» DATASET CONTENT:
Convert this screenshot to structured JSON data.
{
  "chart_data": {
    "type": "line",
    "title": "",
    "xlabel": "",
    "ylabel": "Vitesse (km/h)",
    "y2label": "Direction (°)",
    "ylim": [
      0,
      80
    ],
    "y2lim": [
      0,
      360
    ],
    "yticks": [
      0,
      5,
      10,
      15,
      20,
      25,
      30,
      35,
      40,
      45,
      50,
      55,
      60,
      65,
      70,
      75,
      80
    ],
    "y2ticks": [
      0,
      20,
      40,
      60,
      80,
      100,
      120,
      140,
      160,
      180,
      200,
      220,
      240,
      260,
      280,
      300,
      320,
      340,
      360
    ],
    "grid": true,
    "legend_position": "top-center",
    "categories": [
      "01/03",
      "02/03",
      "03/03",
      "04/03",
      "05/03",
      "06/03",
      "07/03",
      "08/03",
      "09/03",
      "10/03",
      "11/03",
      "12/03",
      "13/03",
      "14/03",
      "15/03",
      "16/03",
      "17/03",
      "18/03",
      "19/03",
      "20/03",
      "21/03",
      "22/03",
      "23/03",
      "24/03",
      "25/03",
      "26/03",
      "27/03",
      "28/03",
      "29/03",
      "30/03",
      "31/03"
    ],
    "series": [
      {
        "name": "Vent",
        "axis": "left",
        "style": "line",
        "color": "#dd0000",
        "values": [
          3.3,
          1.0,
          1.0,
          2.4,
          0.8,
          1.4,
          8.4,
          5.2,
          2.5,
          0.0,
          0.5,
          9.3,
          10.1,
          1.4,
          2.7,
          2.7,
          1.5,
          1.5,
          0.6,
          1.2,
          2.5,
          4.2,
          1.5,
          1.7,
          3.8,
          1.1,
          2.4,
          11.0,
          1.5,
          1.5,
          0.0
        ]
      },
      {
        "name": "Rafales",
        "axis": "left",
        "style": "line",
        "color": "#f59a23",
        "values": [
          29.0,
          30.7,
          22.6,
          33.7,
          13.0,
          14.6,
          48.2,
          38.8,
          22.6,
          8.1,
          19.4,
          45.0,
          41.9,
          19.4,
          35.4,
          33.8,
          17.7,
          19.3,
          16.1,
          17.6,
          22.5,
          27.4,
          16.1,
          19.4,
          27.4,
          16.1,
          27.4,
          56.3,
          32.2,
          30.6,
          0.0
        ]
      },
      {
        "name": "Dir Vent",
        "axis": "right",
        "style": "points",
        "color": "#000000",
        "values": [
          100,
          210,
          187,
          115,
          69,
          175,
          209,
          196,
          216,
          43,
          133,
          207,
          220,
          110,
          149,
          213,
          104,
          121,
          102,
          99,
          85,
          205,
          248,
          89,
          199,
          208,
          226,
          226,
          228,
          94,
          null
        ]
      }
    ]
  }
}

» WHAT THE TASK REQUIRES: Each record must be repeated exactly as it is.

» EXPECTED OUTPUT:
Convert this screenshot to structured JSON data.
{
  "chart_data": {
    "type": "line",
    "title": "",
    "xlabel": "",
    "ylabel": "Vitesse (km/h)",
    "y2label": "Direction (°)",
    "ylim": [
      0,
      80
    ],
    "y2lim": [
      0,
      360
    ],
    "yticks": [
      0,
      5,
      10,
      15,
      20,
      25,
      30,
      35,
      40,
      45,
      50,
      55,
      60,
      65,
      70,
      75,
      80
    ],
    "y2ticks": [
      0,
      20,
      40,
      60,
      80,
      100,
      120,
      140,
      160,
      180,
      200,
      220,
      240,
      260,
      280,
      300,
      320,
      340,
      360
    ],
    "grid": true,
    "legend_position": "top-center",
    "categories": [
      "01/03",
      "02/03",
      "03/03",
      "04/03",
      "05/03",
      "06/03",
      "07/03",
      "08/03",
      "09/03",
      "10/03",
      "11/03",
      "12/03",
      "13/03",
      "14/03",
      "15/03",
      "16/03",
      "17/03",
      "18/03",
      "19/03",
      "20/03",
      "21/03",
      "22/03",
      "23/03",
      "24/03",
      "25/03",
      "26/03",
      "27/03",
      "28/03",
      "29/03",
      "30/03",
      "31/03"
    ],
    "series": [
      {
        "name": "Vent",
        "axis": "left",
        "style": "line",
        "color": "#dd0000",
        "values": [
          3.3,
          1.0,
          1.0,
          2.4,
          0.8,
          1.4,
          8.4,
          5.2,
          2.5,
          0.0,
          0.5,
          9.3,
          10.1,
          1.4,
          2.7,
          2.7,
          1.5,
          1.5,
          0.6,
          1.2,
          2.5,
          4.2,
          1.5,
          1.7,
          3.8,
          1.1,
          2.4,
          11.0,
          1.5,
          1.5,
          0.0
        ]
      },
      {
        "name": "Rafales",
        "axis": "left",
        "style": "line",
        "color": "#f59a23",
        "values": [
          29.0,
          30.7,
          22.6,
          33.7,
          13.0,
          14.6,
          48.2,
          38.8,
          22.6,
          8.1,
          19.4,
          45.0,
          41.9,
          19.4,
          35.4,
          33.8,
          17.7,
          19.3,
          16.1,
          17.6,
          22.5,
          27.4,
          16.1,
          19.4,
          27.4,
          16.1,
          27.4,
          56.3,
          32.2,
          30.6,
          0.0
        ]
      },
      {
        "name": "Dir Vent",
        "axis": "right",
        "style": "points",
        "color": "#000000",
        "values": [
          100,
          210,
          187,
          115,
          69,
          175,
          209,
          196,
          216,
          43,
          133,
          207,
          220,
          110,
          149,
          213,
          104,
          121,
          102,
          99,
          85,
          205,
          248,
          89,
          199,
          208,
          226,
          226,
          228,
          94,
          null
        ]
      }
    ]
  }
}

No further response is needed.